アブロ 730(Avro 730)はイギリス空軍(RAF)のマッハ3を予定した偵察機・爆撃機。実用化された場合には、戦略核攻撃部隊の3Vボマーを代替し、イギリスの核抑止の一環となるはずであった[2]。この計画は、他の有人航空機計画と同様に、1957年の防衛白書に基づいて中止された。
冷戦前期、RAFの3Vボマーはイギリスの核抑止任務を与えられていた。爆撃前、爆撃後双方において、3Vボマーを支援するための長距離・超音速戦略偵察機の必要性が認識されていた。1954年には、運用要求330が出され、防御網を突破してソ連に侵入する航空機が求められた[3]。予定された機種は、高度60,000 ft(18,300 m)においてマッハ 2.5の巡航が可能で、最高速度はマッハ 3に達し、航続距離は5,754 mi(9,260 km)とされた。その時点では、世界的に見ても最も野心的な高性能航空機であった[3]。
----------
● 課題 1
抜粋で、運用要求330に基づいて予定された機種に求められた性能の数値を、単位も含めてすべて挙げてください。
この抜粋と一覧は互いに関係がありません。

(注釈付き要素エントリ)
----------
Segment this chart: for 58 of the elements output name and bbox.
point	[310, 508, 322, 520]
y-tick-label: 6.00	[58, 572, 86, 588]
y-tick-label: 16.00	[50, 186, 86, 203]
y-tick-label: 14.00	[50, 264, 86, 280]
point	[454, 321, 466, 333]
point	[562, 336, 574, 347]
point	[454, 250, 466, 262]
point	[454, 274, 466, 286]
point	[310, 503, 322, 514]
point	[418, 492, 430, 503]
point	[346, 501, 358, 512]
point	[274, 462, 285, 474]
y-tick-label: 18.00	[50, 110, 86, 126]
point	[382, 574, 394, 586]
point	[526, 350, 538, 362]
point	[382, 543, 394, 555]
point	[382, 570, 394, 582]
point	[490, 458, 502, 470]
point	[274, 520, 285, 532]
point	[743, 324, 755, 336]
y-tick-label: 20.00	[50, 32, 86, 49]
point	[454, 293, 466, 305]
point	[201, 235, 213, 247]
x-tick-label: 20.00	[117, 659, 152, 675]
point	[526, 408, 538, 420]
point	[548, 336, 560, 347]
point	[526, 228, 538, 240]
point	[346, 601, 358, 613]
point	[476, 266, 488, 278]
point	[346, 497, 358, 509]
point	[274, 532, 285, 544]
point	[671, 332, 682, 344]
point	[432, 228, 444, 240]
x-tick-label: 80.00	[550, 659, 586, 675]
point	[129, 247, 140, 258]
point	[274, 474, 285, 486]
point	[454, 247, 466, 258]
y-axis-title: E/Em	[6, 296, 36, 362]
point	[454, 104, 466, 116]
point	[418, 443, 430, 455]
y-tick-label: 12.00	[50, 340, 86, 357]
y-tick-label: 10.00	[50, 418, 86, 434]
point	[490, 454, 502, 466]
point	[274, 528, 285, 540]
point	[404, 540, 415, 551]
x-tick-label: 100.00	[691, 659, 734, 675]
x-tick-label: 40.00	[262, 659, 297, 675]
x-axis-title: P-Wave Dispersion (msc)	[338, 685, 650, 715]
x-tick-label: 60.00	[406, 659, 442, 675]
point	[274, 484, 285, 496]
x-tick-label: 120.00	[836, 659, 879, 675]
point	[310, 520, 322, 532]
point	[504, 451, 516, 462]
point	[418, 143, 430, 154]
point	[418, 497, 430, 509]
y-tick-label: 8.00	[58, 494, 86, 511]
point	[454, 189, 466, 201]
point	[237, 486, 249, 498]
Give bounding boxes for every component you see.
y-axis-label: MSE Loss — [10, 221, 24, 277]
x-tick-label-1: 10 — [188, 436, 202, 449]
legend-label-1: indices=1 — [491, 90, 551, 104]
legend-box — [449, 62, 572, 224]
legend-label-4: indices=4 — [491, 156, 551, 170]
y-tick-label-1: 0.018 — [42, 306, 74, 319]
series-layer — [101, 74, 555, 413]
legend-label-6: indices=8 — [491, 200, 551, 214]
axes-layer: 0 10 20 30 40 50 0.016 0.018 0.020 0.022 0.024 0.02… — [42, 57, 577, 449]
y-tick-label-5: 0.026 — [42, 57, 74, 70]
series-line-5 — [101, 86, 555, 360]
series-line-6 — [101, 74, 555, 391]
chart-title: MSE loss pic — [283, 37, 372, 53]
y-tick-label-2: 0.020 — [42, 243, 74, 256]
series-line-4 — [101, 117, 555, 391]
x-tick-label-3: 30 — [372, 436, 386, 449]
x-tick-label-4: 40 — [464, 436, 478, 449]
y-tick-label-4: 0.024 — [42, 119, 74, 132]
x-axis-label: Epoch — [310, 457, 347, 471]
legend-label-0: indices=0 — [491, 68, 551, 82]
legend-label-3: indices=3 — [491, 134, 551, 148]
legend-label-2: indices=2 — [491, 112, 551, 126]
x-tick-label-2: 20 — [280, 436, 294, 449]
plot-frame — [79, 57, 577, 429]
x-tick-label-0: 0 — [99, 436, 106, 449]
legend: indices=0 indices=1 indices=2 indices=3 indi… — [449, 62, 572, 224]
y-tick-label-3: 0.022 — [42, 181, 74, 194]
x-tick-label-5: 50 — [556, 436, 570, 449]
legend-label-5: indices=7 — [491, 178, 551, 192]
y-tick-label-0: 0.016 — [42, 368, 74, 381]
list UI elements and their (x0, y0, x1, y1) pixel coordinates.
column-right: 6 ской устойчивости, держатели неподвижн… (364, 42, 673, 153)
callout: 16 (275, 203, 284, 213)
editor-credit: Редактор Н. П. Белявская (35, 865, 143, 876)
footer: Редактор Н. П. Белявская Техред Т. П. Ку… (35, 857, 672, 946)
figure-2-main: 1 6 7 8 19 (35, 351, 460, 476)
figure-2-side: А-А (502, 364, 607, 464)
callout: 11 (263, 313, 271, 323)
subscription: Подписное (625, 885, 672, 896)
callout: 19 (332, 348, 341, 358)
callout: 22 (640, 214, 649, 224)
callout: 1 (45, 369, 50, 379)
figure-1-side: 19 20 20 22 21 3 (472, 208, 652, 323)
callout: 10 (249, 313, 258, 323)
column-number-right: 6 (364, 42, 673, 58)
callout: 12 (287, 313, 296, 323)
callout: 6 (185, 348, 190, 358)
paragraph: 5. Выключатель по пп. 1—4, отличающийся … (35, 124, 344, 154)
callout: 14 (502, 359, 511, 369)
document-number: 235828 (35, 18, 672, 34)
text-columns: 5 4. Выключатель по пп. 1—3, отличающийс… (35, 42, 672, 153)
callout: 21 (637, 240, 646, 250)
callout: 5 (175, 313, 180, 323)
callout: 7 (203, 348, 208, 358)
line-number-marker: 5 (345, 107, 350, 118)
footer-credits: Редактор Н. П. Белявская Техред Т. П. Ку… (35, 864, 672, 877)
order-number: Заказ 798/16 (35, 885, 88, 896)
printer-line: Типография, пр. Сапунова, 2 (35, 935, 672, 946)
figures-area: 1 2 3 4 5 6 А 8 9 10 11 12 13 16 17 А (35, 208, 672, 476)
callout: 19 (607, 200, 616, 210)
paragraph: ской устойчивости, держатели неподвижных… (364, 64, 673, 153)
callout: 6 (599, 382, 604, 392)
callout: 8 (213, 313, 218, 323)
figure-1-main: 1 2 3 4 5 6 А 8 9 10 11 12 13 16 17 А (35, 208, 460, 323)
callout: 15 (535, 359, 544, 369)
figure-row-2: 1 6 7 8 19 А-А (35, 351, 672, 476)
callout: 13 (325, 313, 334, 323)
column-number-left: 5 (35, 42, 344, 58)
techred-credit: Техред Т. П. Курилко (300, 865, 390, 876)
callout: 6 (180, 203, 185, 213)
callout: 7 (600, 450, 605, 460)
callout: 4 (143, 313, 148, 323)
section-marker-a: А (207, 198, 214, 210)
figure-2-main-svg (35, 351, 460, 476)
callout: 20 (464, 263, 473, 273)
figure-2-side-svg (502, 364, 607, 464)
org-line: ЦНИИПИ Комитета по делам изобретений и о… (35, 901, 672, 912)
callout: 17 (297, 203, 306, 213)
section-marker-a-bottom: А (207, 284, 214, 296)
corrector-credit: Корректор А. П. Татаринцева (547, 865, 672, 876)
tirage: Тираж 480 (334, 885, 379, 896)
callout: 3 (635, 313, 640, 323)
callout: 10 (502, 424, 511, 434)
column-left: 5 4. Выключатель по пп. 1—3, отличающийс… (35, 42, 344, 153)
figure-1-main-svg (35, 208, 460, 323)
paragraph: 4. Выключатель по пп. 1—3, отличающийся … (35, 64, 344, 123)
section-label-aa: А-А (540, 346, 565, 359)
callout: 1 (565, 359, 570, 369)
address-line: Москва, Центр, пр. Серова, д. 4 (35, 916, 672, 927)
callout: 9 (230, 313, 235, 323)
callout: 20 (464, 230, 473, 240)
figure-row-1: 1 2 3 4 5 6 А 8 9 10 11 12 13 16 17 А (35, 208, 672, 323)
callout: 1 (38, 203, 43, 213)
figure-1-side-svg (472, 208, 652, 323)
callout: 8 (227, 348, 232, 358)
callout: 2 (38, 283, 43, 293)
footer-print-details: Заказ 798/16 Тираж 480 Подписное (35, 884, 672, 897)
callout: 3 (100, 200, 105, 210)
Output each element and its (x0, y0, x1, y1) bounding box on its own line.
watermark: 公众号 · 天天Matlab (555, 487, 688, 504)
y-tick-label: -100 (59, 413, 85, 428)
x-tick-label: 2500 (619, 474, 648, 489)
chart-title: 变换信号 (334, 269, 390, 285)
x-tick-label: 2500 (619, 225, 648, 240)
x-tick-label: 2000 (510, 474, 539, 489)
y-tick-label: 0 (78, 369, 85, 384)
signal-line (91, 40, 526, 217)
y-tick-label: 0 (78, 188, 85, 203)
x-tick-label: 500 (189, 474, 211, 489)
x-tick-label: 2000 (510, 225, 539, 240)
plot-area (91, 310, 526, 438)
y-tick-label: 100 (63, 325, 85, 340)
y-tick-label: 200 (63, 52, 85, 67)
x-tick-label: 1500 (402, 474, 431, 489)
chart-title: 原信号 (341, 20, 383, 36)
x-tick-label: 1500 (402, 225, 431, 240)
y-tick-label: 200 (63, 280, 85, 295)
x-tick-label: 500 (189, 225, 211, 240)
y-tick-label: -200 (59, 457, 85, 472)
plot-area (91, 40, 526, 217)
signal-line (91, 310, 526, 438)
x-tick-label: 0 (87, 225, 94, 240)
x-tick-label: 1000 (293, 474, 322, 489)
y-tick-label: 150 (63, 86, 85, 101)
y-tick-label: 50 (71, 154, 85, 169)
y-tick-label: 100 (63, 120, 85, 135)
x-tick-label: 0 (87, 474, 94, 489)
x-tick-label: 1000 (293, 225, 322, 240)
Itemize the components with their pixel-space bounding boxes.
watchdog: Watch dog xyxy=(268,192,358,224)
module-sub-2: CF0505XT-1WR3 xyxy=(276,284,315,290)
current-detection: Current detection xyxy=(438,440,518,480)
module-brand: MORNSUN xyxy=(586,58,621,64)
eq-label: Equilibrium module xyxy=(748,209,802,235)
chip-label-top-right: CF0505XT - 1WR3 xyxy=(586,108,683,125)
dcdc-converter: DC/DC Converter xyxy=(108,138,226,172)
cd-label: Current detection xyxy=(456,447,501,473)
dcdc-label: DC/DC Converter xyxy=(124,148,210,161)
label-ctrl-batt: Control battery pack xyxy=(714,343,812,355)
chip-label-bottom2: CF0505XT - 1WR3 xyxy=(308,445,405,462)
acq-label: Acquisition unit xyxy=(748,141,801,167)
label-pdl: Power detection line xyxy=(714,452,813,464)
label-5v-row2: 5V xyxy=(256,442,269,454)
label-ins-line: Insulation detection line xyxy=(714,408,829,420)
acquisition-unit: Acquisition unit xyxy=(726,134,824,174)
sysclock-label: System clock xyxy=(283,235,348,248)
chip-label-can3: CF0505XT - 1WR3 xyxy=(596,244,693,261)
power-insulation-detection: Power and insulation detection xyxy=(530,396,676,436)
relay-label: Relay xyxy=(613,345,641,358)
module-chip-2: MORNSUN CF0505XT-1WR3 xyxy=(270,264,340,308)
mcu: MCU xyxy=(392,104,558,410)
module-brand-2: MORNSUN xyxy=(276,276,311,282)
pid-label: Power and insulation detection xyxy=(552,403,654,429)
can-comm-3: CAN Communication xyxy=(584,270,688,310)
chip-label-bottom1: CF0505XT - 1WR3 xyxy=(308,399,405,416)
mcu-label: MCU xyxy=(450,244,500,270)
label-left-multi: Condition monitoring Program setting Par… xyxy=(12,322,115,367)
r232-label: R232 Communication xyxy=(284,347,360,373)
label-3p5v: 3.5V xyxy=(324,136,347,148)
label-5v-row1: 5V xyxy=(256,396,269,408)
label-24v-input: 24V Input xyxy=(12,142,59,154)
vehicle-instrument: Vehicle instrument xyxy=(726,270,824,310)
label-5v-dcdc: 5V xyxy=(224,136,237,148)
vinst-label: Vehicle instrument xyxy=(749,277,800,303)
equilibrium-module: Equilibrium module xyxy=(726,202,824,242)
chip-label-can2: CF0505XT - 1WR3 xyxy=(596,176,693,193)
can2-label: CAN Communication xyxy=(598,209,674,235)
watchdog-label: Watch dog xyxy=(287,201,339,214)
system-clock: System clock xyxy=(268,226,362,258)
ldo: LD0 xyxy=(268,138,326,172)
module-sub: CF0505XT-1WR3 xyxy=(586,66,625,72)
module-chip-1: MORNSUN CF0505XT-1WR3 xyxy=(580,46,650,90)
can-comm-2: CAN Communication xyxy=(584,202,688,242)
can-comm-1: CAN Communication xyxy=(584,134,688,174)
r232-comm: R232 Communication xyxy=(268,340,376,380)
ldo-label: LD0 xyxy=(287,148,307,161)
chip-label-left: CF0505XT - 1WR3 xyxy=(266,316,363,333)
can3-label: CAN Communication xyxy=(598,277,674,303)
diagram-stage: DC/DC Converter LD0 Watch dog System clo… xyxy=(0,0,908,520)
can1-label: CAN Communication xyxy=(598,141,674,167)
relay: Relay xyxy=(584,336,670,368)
----------
● 課題 2
一覧の冒頭から「443, 430, 455]」を含む行までを、両端の行を含めて一字一句変えずに出力してください。

● 模範解答 1
- 巡航高度:60,000 ft(18,300 m)
- 巡航速度:マッハ 2.5
- 最高速度:マッハ 3
- 航続距離:5,754 mi(9,260 km)

● 模範解答 2
Segment this chart: for 58 of the elements output name and bbox.
point	[310, 508, 322, 520]
y-tick-label: 6.00	[58, 572, 86, 588]
y-tick-label: 16.00	[50, 186, 86, 203]
y-tick-label: 14.00	[50, 264, 86, 280]
point	[454, 321, 466, 333]
point	[562, 336, 574, 347]
point	[454, 250, 466, 262]
point	[454, 274, 466, 286]
point	[310, 503, 322, 514]
point	[418, 492, 430, 503]
point	[346, 501, 358, 512]
point	[274, 462, 285, 474]
y-tick-label: 18.00	[50, 110, 86, 126]
point	[382, 574, 394, 586]
point	[526, 350, 538, 362]
point	[382, 543, 394, 555]
point	[382, 570, 394, 582]
point	[490, 458, 502, 470]
point	[274, 520, 285, 532]
point	[743, 324, 755, 336]
y-tick-label: 20.00	[50, 32, 86, 49]
point	[454, 293, 466, 305]
point	[201, 235, 213, 247]
x-tick-label: 20.00	[117, 659, 152, 675]
point	[526, 408, 538, 420]
point	[548, 336, 560, 347]
point	[526, 228, 538, 240]
point	[346, 601, 358, 613]
point	[476, 266, 488, 278]
point	[346, 497, 358, 509]
point	[274, 532, 285, 544]
point	[671, 332, 682, 344]
point	[432, 228, 444, 240]
x-tick-label: 80.00	[550, 659, 586, 675]
point	[129, 247, 140, 258]
point	[274, 474, 285, 486]
point	[454, 247, 466, 258]
y-axis-title: E/Em	[6, 296, 36, 362]
point	[454, 104, 466, 116]
point	[418, 443, 430, 455]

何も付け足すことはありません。